Set exercise - Below are some records. How many of their lines contain the string "empfohlen"? Give the number only.

#### Task input ####

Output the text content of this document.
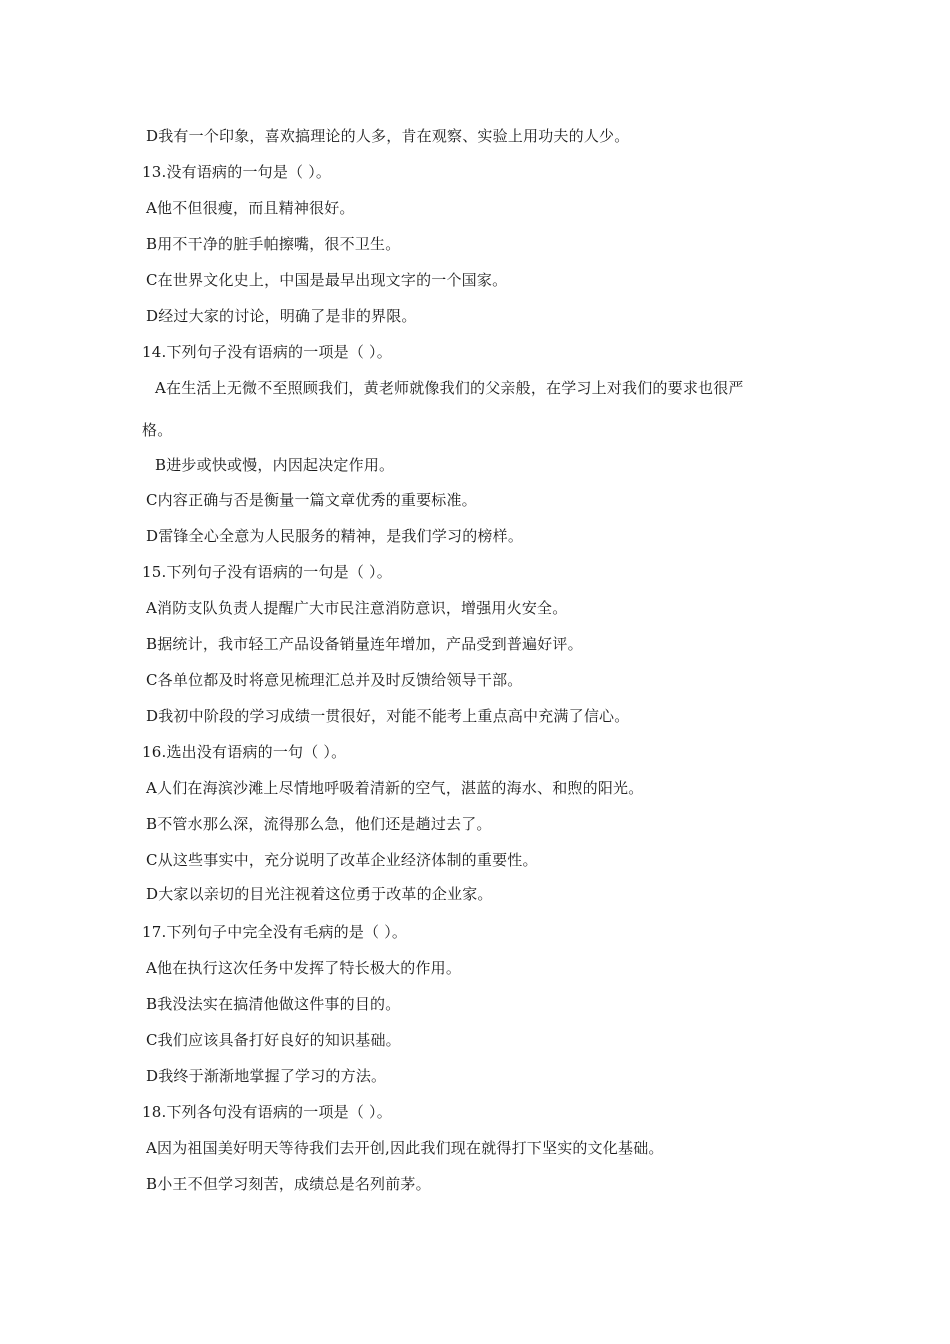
D我有一个印象，喜欢搞理论的人多，肯在观察、实验上用功夫的人少。
13.没有语病的一句是（ ）。
A他不但很瘦，而且精神很好。
B用不干净的脏手帕擦嘴，很不卫生。
C在世界文化史上，中国是最早出现文字的一个国家。
D经过大家的讨论，明确了是非的界限。
14.下列句子没有语病的一项是（ ）。
A在生活上无微不至照顾我们，黄老师就像我们的父亲般，在学习上对我们的要求也很严
格。
B进步或快或慢，内因起决定作用。
C内容正确与否是衡量一篇文章优秀的重要标准。
D雷锋全心全意为人民服务的精神，是我们学习的榜样。
15.下列句子没有语病的一句是（ ）。
A消防支队负责人提醒广大市民注意消防意识，增强用火安全。
B据统计，我市轻工产品设备销量连年增加，产品受到普遍好评。
C各单位都及时将意见梳理汇总并及时反馈给领导干部。
D我初中阶段的学习成绩一贯很好，对能不能考上重点高中充满了信心。
16.选出没有语病的一句（ ）。
A人们在海滨沙滩上尽情地呼吸着清新的空气，湛蓝的海水、和煦的阳光。
B不管水那么深，流得那么急，他们还是趟过去了。
C从这些事实中，充分说明了改革企业经济体制的重要性。
D大家以亲切的目光注视着这位勇于改革的企业家。
17.下列句子中完全没有毛病的是（ ）。
A他在执行这次任务中发挥了特长极大的作用。
B我没法实在搞清他做这件事的目的。
C我们应该具备打好良好的知识基础。
D我终于渐渐地掌握了学习的方法。
18.下列各句没有语病的一项是（ ）。
A因为祖国美好明天等待我们去开创,因此我们现在就得打下坚实的文化基础。
B小王不但学习刻苦，成绩总是名列前茅。
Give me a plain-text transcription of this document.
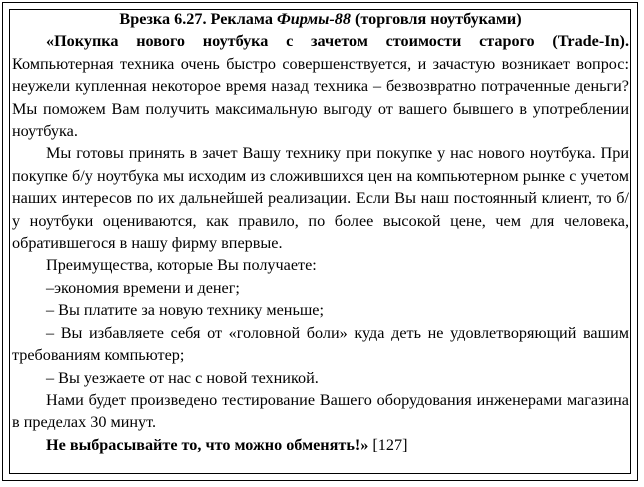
Врезка 6.27. Реклама Фирмы-88 (торговля ноутбуками)

«Покупка нового ноутбука с зачетом стоимости старого (Trade-In). Компьютерная техника очень быстро совершенствуется, и зачастую возникает вопрос: неужели купленная некоторое время назад техника – безвозвратно потраченные деньги? Мы поможем Вам получить максимальную выгоду от вашего бывшего в употреблении ноутбука.

Мы готовы принять в зачет Вашу технику при покупке у нас нового ноутбука. При покупке б/у ноутбука мы исходим из сложившихся цен на компьютерном рынке с учетом наших интересов по их дальнейшей реализации. Если Вы наш постоянный клиент, то б/у ноутбуки оцениваются, как правило, по более высокой цене, чем для человека, обратившегося в нашу фирму впервые.

Преимущества, которые Вы получаете:

–экономия времени и денег;

– Вы платите за новую технику меньше;

– Вы избавляете себя от «головной боли» куда деть не удовлетворяющий вашим требованиям компьютер;

– Вы уезжаете от нас с новой техникой.

Нами будет произведено тестирование Вашего оборудования инженерами магазина в пределах 30 минут.

Не выбрасывайте то, что можно обменять!» [127]
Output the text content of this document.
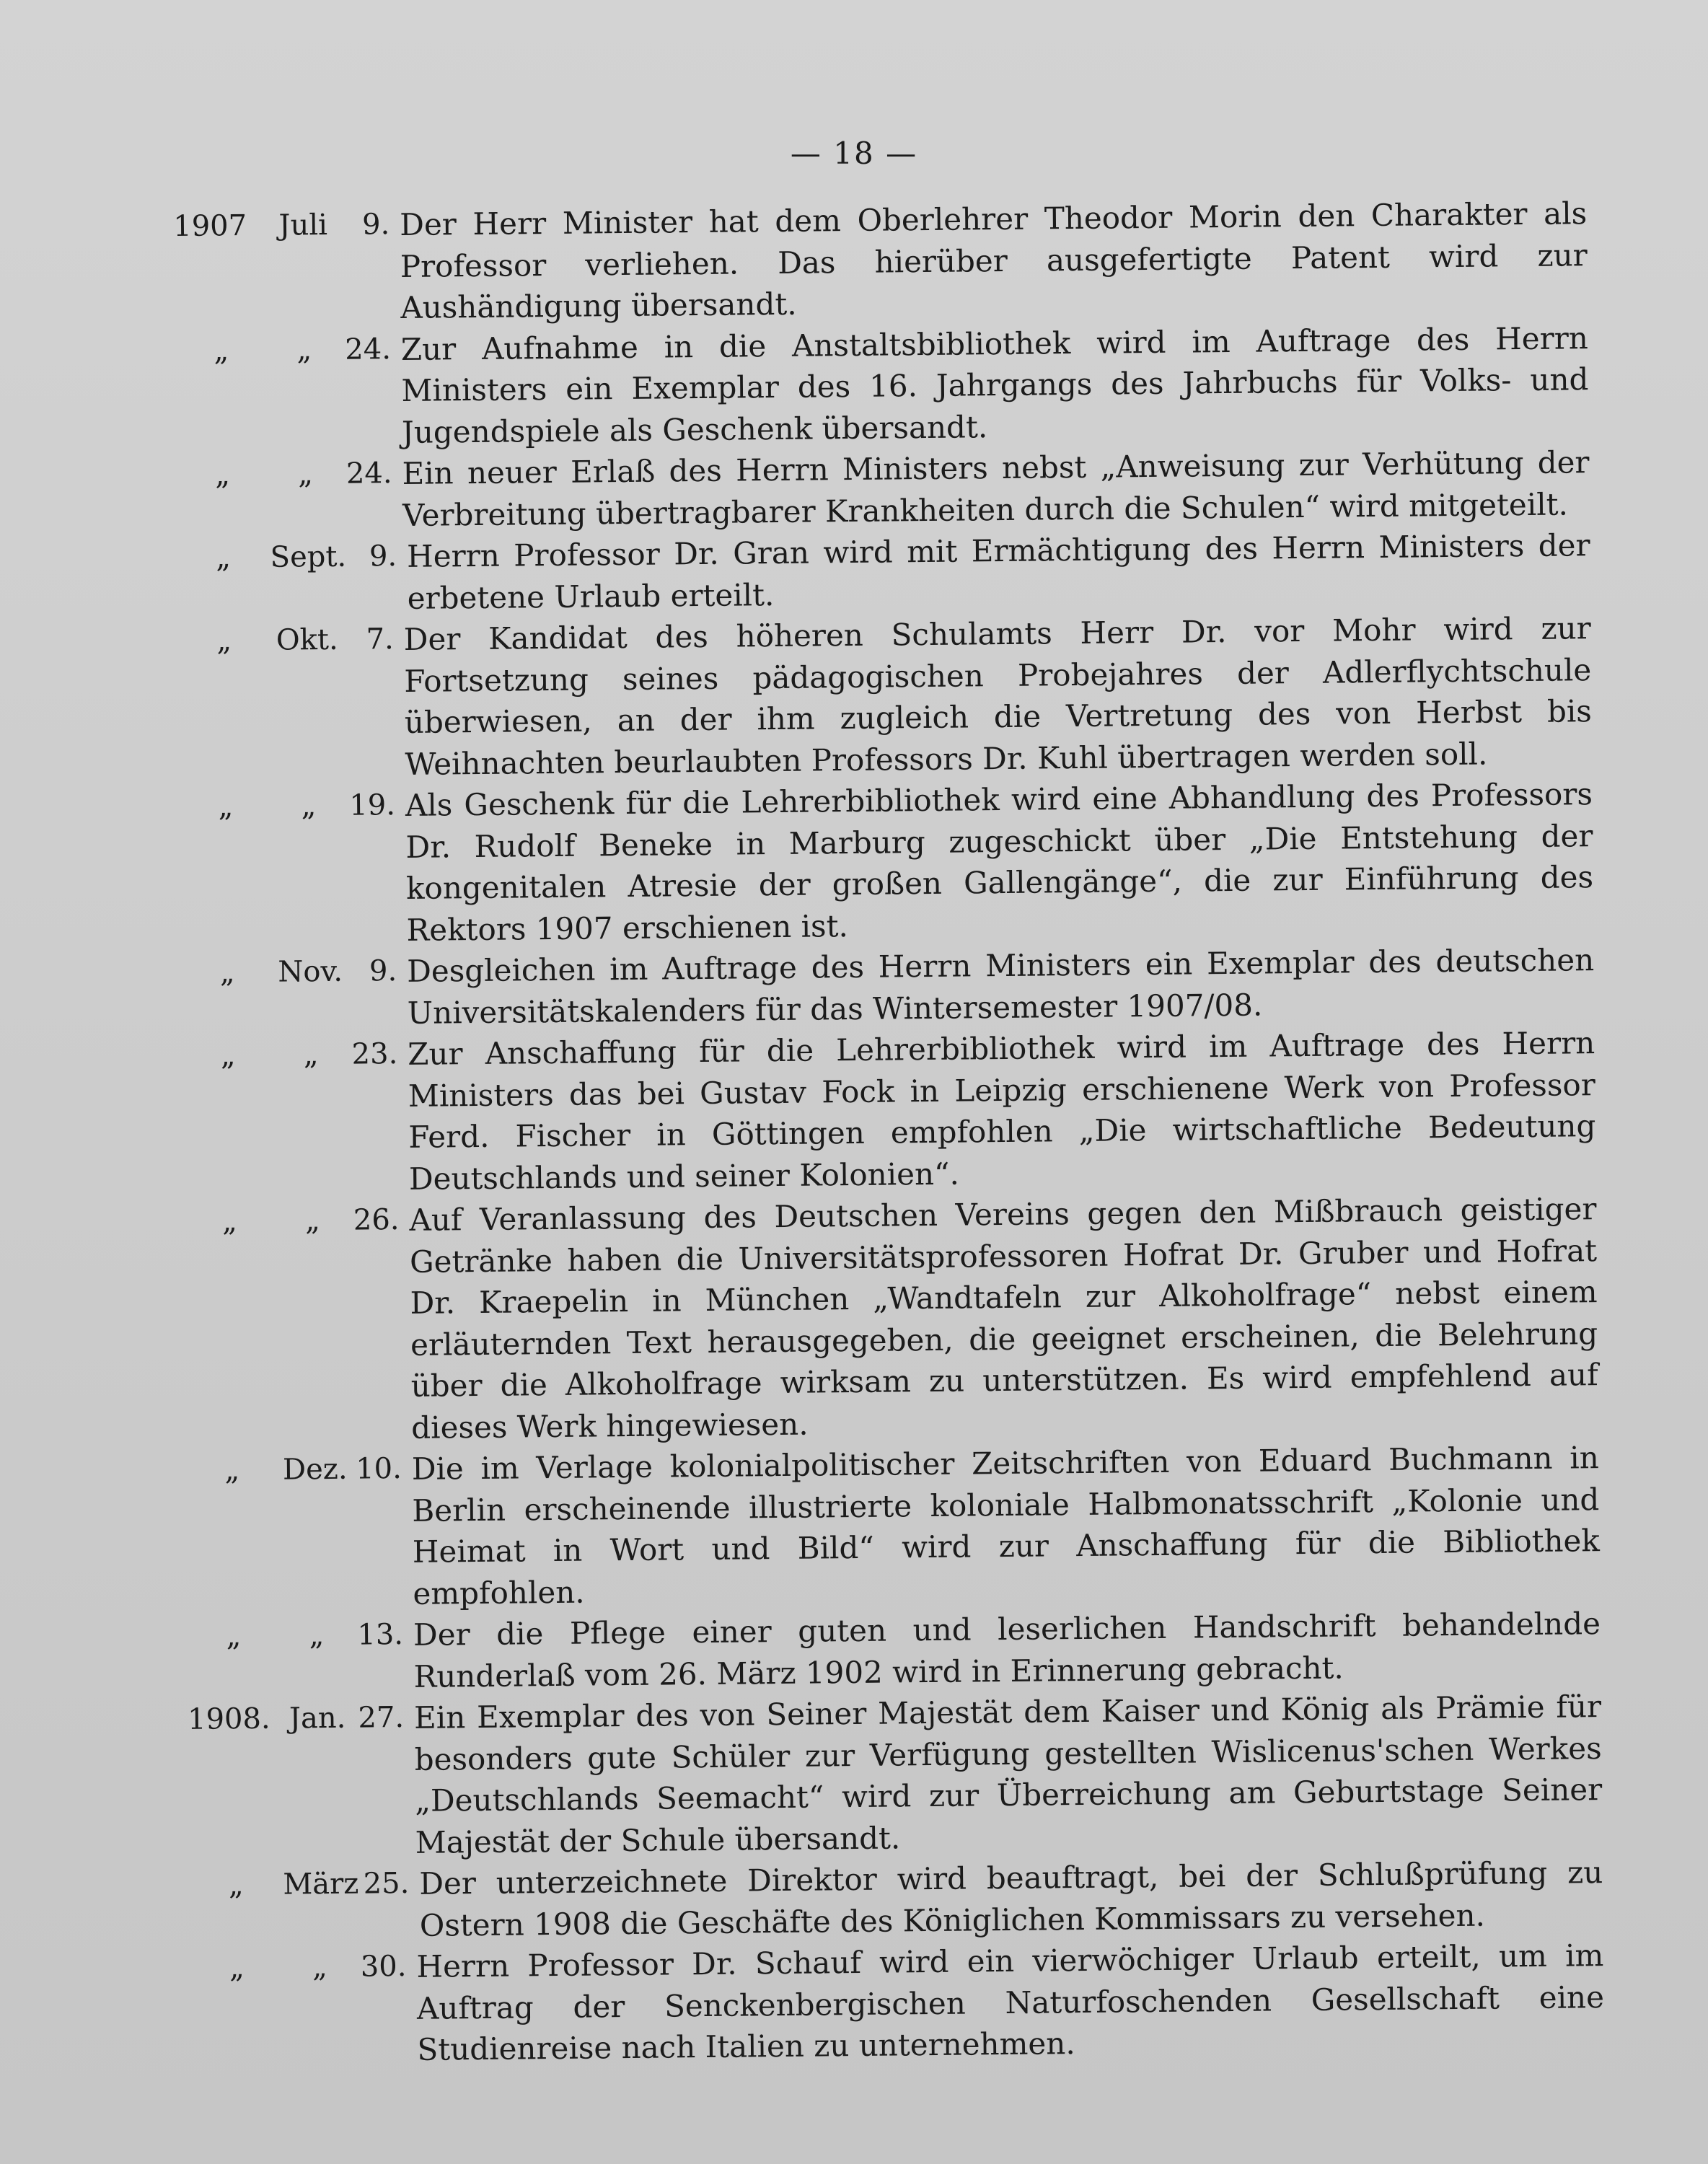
— 18 —
1907	Juli	9. Der Herr Minister hat dem Oberlehrer Theodor Morin den Charakter als Professor verliehen. Das hierüber ausgefertigte Patent wird zur Aushändigung übersandt.
„	„	24. Zur Aufnahme in die Anstaltsbibliothek wird im Auftrage des Herrn Ministers ein Exemplar des 16. Jahrgangs des Jahrbuchs für Volks- und Jugendspiele als Geschenk übersandt.
„	„	24. Ein neuer Erlaß des Herrn Ministers nebst „Anweisung zur Verhütung der Verbreitung übertragbarer Krankheiten durch die Schulen“ wird mitgeteilt.
„	Sept. 9. Herrn Professor Dr. Gran wird mit Ermächtigung des Herrn Ministers der erbetene Urlaub erteilt.
„	Okt. 7. Der Kandidat des höheren Schulamts Herr Dr. vor Mohr wird zur Fortsetzung seines pädagogischen Probejahres der Adlerflychtschule überwiesen, an der ihm zugleich die Vertretung des von Herbst bis Weihnachten beurlaubten Professors Dr. Kuhl übertragen werden soll.
„	„	19. Als Geschenk für die Lehrerbibliothek wird eine Abhandlung des Professors Dr. Rudolf Beneke in Marburg zugeschickt über „Die Entstehung der kongenitalen Atresie der großen Gallengänge“, die zur Einführung des Rektors 1907 erschienen ist.
„	Nov. 9. Desgleichen im Auftrage des Herrn Ministers ein Exemplar des deutschen Universitätskalenders für das Wintersemester 1907/08.
„	„	23. Zur Anschaffung für die Lehrerbibliothek wird im Auftrage des Herrn Ministers das bei Gustav Fock in Leipzig erschienene Werk von Professor Ferd. Fischer in Göttingen empfohlen „Die wirtschaftliche Bedeutung Deutschlands und seiner Kolonien“.
„	„	26. Auf Veranlassung des Deutschen Vereins gegen den Mißbrauch geistiger Getränke haben die Universitätsprofessoren Hofrat Dr. Gruber und Hofrat Dr. Kraepelin in München „Wandtafeln zur Alkoholfrage“ nebst einem erläuternden Text herausgegeben, die geeignet erscheinen, die Belehrung über die Alkoholfrage wirksam zu unterstützen. Es wird empfehlend auf dieses Werk hingewiesen.
„	Dez. 10. Die im Verlage kolonialpolitischer Zeitschriften von Eduard Buchmann in Berlin erscheinende illustrierte koloniale Halbmonatsschrift „Kolonie und Heimat in Wort und Bild“ wird zur Anschaffung für die Bibliothek empfohlen.
„	„	13. Der die Pflege einer guten und leserlichen Handschrift behandelnde Runderlaß vom 26. März 1902 wird in Erinnerung gebracht.
1908. Jan. 27. Ein Exemplar des von Seiner Majestät dem Kaiser und König als Prämie für besonders gute Schüler zur Verfügung gestellten Wislicenus'schen Werkes „Deutschlands Seemacht“ wird zur Überreichung am Geburtstage Seiner Majestät der Schule übersandt.
„	März 25. Der unterzeichnete Direktor wird beauftragt, bei der Schlußprüfung zu Ostern 1908 die Geschäfte des Königlichen Kommissars zu versehen.
„	„	30. Herrn Professor Dr. Schauf wird ein vierwöchiger Urlaub erteilt, um im Auftrag der Senckenbergischen Naturfoschenden Gesellschaft eine Studienreise nach Italien zu unternehmen.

####

Correct answer - 2